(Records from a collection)
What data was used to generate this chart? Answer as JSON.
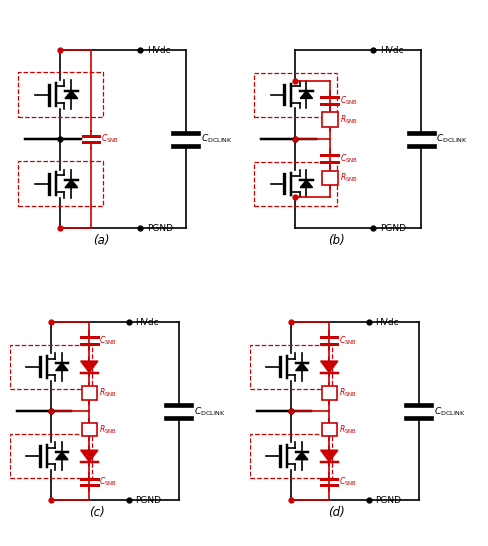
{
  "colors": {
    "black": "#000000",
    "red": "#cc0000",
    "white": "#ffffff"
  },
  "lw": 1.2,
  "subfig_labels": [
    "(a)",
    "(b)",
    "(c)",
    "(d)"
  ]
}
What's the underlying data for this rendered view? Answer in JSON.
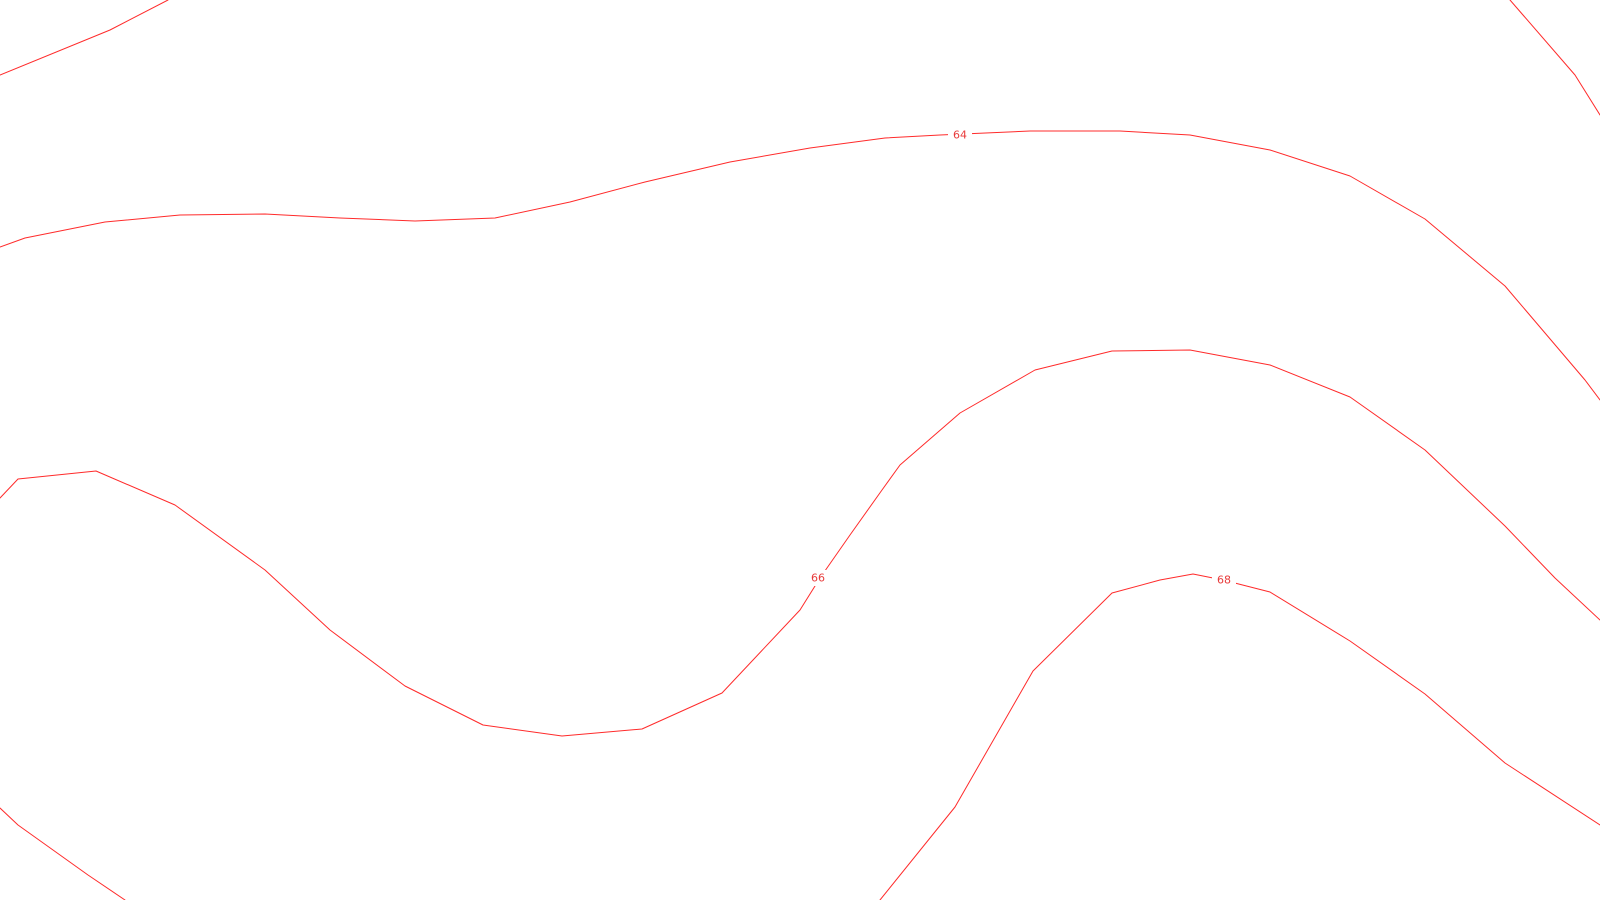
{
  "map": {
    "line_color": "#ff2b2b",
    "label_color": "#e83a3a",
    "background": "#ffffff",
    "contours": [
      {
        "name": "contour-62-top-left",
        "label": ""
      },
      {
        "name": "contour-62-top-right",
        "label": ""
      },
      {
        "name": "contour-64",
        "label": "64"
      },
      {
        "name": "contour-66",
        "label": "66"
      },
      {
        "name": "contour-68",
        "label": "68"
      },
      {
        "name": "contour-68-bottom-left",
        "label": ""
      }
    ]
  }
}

*The task*.
Repeat the full listing above exactly, with no pictures in the copy.

*Output of the task*.
What data was used to generate this chart? Answer as JSON.
{
  "colors": {
    "black": "#000000",
    "red": "#cc0000",
    "white": "#ffffff"
  },
  "lw": 1.2,
  "subfig_labels": [
    "(a)",
    "(b)",
    "(c)",
    "(d)"
  ]
}
What's the underlying data for this rendered view? Answer in JSON.
{
  "map": {
    "line_color": "#ff2b2b",
    "label_color": "#e83a3a",
    "background": "#ffffff",
    "contours": [
      {
        "name": "contour-62-top-left",
        "label": ""
      },
      {
        "name": "contour-62-top-right",
        "label": ""
      },
      {
        "name": "contour-64",
        "label": "64"
      },
      {
        "name": "contour-66",
        "label": "66"
      },
      {
        "name": "contour-68",
        "label": "68"
      },
      {
        "name": "contour-68-bottom-left",
        "label": ""
      }
    ]
  }
}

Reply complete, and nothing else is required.